PROBLEM: Verbatim output of all the material below is required.

* Begin TASK INPUT *

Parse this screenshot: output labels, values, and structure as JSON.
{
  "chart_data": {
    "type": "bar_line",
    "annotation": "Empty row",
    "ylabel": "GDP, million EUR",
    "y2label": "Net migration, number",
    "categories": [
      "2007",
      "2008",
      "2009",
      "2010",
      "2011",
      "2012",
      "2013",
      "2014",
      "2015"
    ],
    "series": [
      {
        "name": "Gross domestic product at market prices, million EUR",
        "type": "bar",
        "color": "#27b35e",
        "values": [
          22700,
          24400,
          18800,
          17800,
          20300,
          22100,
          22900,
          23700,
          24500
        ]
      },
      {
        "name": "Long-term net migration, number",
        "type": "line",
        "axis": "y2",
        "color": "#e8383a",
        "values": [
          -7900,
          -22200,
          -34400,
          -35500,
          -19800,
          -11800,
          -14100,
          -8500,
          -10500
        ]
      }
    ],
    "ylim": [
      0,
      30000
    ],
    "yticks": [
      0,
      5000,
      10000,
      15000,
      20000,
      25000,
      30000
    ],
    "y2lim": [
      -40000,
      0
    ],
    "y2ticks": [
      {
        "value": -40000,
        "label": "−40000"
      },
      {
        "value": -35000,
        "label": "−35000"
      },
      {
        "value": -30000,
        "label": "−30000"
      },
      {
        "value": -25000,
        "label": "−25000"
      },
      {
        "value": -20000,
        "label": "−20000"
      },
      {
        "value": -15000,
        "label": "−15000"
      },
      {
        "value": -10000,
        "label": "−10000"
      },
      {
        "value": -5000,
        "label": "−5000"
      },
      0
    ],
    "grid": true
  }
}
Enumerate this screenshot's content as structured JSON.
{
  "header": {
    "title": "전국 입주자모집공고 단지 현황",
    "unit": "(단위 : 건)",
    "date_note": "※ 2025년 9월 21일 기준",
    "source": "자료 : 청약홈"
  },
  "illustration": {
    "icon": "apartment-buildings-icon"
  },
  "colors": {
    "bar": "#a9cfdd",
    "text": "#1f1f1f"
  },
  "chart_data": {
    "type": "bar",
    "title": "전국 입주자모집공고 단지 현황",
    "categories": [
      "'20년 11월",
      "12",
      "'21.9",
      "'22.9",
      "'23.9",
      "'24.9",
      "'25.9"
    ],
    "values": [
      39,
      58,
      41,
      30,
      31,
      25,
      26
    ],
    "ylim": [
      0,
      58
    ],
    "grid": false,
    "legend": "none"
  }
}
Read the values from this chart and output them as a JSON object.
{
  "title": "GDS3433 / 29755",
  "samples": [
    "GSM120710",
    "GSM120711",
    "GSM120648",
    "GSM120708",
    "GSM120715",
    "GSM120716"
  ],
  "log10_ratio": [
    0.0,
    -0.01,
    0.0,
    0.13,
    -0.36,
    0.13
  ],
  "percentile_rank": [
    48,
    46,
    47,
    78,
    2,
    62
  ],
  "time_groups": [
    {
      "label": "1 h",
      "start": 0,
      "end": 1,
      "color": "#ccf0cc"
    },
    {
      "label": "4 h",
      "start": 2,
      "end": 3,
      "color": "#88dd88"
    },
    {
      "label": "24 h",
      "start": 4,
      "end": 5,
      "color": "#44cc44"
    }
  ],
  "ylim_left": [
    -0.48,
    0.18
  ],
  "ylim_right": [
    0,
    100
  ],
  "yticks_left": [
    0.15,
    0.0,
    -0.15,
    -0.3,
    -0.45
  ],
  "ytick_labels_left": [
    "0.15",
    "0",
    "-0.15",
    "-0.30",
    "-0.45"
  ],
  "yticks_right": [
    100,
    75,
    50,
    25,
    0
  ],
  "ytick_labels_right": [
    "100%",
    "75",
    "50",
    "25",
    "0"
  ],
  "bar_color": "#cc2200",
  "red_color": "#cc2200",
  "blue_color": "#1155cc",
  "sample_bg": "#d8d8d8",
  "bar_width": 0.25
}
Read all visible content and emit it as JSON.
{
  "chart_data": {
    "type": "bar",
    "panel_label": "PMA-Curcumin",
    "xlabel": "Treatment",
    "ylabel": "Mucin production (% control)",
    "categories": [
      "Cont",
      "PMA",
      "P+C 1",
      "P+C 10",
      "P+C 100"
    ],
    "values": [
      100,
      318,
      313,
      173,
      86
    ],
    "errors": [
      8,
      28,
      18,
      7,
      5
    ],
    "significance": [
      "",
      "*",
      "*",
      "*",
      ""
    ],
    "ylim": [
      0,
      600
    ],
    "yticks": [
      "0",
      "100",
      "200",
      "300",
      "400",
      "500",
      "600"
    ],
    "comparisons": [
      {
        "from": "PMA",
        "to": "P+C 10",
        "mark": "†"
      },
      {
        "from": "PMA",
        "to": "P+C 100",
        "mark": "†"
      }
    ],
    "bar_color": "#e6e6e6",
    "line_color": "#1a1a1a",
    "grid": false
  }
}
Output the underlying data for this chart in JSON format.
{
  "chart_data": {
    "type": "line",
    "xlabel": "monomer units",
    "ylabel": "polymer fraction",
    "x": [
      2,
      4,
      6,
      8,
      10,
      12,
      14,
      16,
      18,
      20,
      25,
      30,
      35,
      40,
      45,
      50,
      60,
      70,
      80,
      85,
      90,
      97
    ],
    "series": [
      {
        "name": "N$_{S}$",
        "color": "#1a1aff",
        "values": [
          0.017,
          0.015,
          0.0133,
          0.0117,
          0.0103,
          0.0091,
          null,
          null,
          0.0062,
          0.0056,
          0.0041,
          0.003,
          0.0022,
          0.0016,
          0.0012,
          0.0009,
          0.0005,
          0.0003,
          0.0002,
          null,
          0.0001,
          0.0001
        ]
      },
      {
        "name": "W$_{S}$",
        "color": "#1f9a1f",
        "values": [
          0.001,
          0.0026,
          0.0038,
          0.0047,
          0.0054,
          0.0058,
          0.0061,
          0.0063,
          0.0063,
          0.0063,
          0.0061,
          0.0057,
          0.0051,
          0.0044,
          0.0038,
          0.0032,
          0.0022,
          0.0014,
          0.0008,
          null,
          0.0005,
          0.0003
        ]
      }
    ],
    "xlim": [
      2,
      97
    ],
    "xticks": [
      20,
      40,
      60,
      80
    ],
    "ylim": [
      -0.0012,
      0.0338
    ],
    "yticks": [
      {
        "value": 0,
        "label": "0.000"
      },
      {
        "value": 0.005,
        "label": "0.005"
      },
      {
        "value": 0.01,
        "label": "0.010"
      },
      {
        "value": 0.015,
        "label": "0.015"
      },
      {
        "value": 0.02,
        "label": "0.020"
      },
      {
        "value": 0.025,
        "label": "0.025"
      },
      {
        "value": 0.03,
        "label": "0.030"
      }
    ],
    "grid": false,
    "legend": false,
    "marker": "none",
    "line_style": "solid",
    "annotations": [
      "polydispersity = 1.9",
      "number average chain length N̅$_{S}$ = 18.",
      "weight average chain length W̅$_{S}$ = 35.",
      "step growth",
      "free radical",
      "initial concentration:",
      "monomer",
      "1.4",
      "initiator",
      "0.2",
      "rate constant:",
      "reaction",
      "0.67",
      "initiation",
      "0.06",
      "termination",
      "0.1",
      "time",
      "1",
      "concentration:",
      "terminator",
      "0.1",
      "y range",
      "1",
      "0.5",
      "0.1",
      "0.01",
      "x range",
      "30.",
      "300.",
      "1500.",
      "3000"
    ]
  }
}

* End TASK INPUT *

PROBLEM SOLUTION:
Parse this screenshot: output labels, values, and structure as JSON.
{
  "chart_data": {
    "type": "bar_line",
    "annotation": "Empty row",
    "ylabel": "GDP, million EUR",
    "y2label": "Net migration, number",
    "categories": [
      "2007",
      "2008",
      "2009",
      "2010",
      "2011",
      "2012",
      "2013",
      "2014",
      "2015"
    ],
    "series": [
      {
        "name": "Gross domestic product at market prices, million EUR",
        "type": "bar",
        "color": "#27b35e",
        "values": [
          22700,
          24400,
          18800,
          17800,
          20300,
          22100,
          22900,
          23700,
          24500
        ]
      },
      {
        "name": "Long-term net migration, number",
        "type": "line",
        "axis": "y2",
        "color": "#e8383a",
        "values": [
          -7900,
          -22200,
          -34400,
          -35500,
          -19800,
          -11800,
          -14100,
          -8500,
          -10500
        ]
      }
    ],
    "ylim": [
      0,
      30000
    ],
    "yticks": [
      0,
      5000,
      10000,
      15000,
      20000,
      25000,
      30000
    ],
    "y2lim": [
      -40000,
      0
    ],
    "y2ticks": [
      {
        "value": -40000,
        "label": "−40000"
      },
      {
        "value": -35000,
        "label": "−35000"
      },
      {
        "value": -30000,
        "label": "−30000"
      },
      {
        "value": -25000,
        "label": "−25000"
      },
      {
        "value": -20000,
        "label": "−20000"
      },
      {
        "value": -15000,
        "label": "−15000"
      },
      {
        "value": -10000,
        "label": "−10000"
      },
      {
        "value": -5000,
        "label": "−5000"
      },
      0
    ],
    "grid": true
  }
}
Enumerate this screenshot's content as structured JSON.
{
  "header": {
    "title": "전국 입주자모집공고 단지 현황",
    "unit": "(단위 : 건)",
    "date_note": "※ 2025년 9월 21일 기준",
    "source": "자료 : 청약홈"
  },
  "illustration": {
    "icon": "apartment-buildings-icon"
  },
  "colors": {
    "bar": "#a9cfdd",
    "text": "#1f1f1f"
  },
  "chart_data": {
    "type": "bar",
    "title": "전국 입주자모집공고 단지 현황",
    "categories": [
      "'20년 11월",
      "12",
      "'21.9",
      "'22.9",
      "'23.9",
      "'24.9",
      "'25.9"
    ],
    "values": [
      39,
      58,
      41,
      30,
      31,
      25,
      26
    ],
    "ylim": [
      0,
      58
    ],
    "grid": false,
    "legend": "none"
  }
}
Read the values from this chart and output them as a JSON object.
{
  "title": "GDS3433 / 29755",
  "samples": [
    "GSM120710",
    "GSM120711",
    "GSM120648",
    "GSM120708",
    "GSM120715",
    "GSM120716"
  ],
  "log10_ratio": [
    0.0,
    -0.01,
    0.0,
    0.13,
    -0.36,
    0.13
  ],
  "percentile_rank": [
    48,
    46,
    47,
    78,
    2,
    62
  ],
  "time_groups": [
    {
      "label": "1 h",
      "start": 0,
      "end": 1,
      "color": "#ccf0cc"
    },
    {
      "label": "4 h",
      "start": 2,
      "end": 3,
      "color": "#88dd88"
    },
    {
      "label": "24 h",
      "start": 4,
      "end": 5,
      "color": "#44cc44"
    }
  ],
  "ylim_left": [
    -0.48,
    0.18
  ],
  "ylim_right": [
    0,
    100
  ],
  "yticks_left": [
    0.15,
    0.0,
    -0.15,
    -0.3,
    -0.45
  ],
  "ytick_labels_left": [
    "0.15",
    "0",
    "-0.15",
    "-0.30",
    "-0.45"
  ],
  "yticks_right": [
    100,
    75,
    50,
    25,
    0
  ],
  "ytick_labels_right": [
    "100%",
    "75",
    "50",
    "25",
    "0"
  ],
  "bar_color": "#cc2200",
  "red_color": "#cc2200",
  "blue_color": "#1155cc",
  "sample_bg": "#d8d8d8",
  "bar_width": 0.25
}
Read all visible content and emit it as JSON.
{
  "chart_data": {
    "type": "bar",
    "panel_label": "PMA-Curcumin",
    "xlabel": "Treatment",
    "ylabel": "Mucin production (% control)",
    "categories": [
      "Cont",
      "PMA",
      "P+C 1",
      "P+C 10",
      "P+C 100"
    ],
    "values": [
      100,
      318,
      313,
      173,
      86
    ],
    "errors": [
      8,
      28,
      18,
      7,
      5
    ],
    "significance": [
      "",
      "*",
      "*",
      "*",
      ""
    ],
    "ylim": [
      0,
      600
    ],
    "yticks": [
      "0",
      "100",
      "200",
      "300",
      "400",
      "500",
      "600"
    ],
    "comparisons": [
      {
        "from": "PMA",
        "to": "P+C 10",
        "mark": "†"
      },
      {
        "from": "PMA",
        "to": "P+C 100",
        "mark": "†"
      }
    ],
    "bar_color": "#e6e6e6",
    "line_color": "#1a1a1a",
    "grid": false
  }
}
Output the underlying data for this chart in JSON format.
{
  "chart_data": {
    "type": "line",
    "xlabel": "monomer units",
    "ylabel": "polymer fraction",
    "x": [
      2,
      4,
      6,
      8,
      10,
      12,
      14,
      16,
      18,
      20,
      25,
      30,
      35,
      40,
      45,
      50,
      60,
      70,
      80,
      85,
      90,
      97
    ],
    "series": [
      {
        "name": "N$_{S}$",
        "color": "#1a1aff",
        "values": [
          0.017,
          0.015,
          0.0133,
          0.0117,
          0.0103,
          0.0091,
          null,
          null,
          0.0062,
          0.0056,
          0.0041,
          0.003,
          0.0022,
          0.0016,
          0.0012,
          0.0009,
          0.0005,
          0.0003,
          0.0002,
          null,
          0.0001,
          0.0001
        ]
      },
      {
        "name": "W$_{S}$",
        "color": "#1f9a1f",
        "values": [
          0.001,
          0.0026,
          0.0038,
          0.0047,
          0.0054,
          0.0058,
          0.0061,
          0.0063,
          0.0063,
          0.0063,
          0.0061,
          0.0057,
          0.0051,
          0.0044,
          0.0038,
          0.0032,
          0.0022,
          0.0014,
          0.0008,
          null,
          0.0005,
          0.0003
        ]
      }
    ],
    "xlim": [
      2,
      97
    ],
    "xticks": [
      20,
      40,
      60,
      80
    ],
    "ylim": [
      -0.0012,
      0.0338
    ],
    "yticks": [
      {
        "value": 0,
        "label": "0.000"
      },
      {
        "value": 0.005,
        "label": "0.005"
      },
      {
        "value": 0.01,
        "label": "0.010"
      },
      {
        "value": 0.015,
        "label": "0.015"
      },
      {
        "value": 0.02,
        "label": "0.020"
      },
      {
        "value": 0.025,
        "label": "0.025"
      },
      {
        "value": 0.03,
        "label": "0.030"
      }
    ],
    "grid": false,
    "legend": false,
    "marker": "none",
    "line_style": "solid",
    "annotations": [
      "polydispersity = 1.9",
      "number average chain length N̅$_{S}$ = 18.",
      "weight average chain length W̅$_{S}$ = 35.",
      "step growth",
      "free radical",
      "initial concentration:",
      "monomer",
      "1.4",
      "initiator",
      "0.2",
      "rate constant:",
      "reaction",
      "0.67",
      "initiation",
      "0.06",
      "termination",
      "0.1",
      "time",
      "1",
      "concentration:",
      "terminator",
      "0.1",
      "y range",
      "1",
      "0.5",
      "0.1",
      "0.01",
      "x range",
      "30.",
      "300.",
      "1500.",
      "3000"
    ]
  }
}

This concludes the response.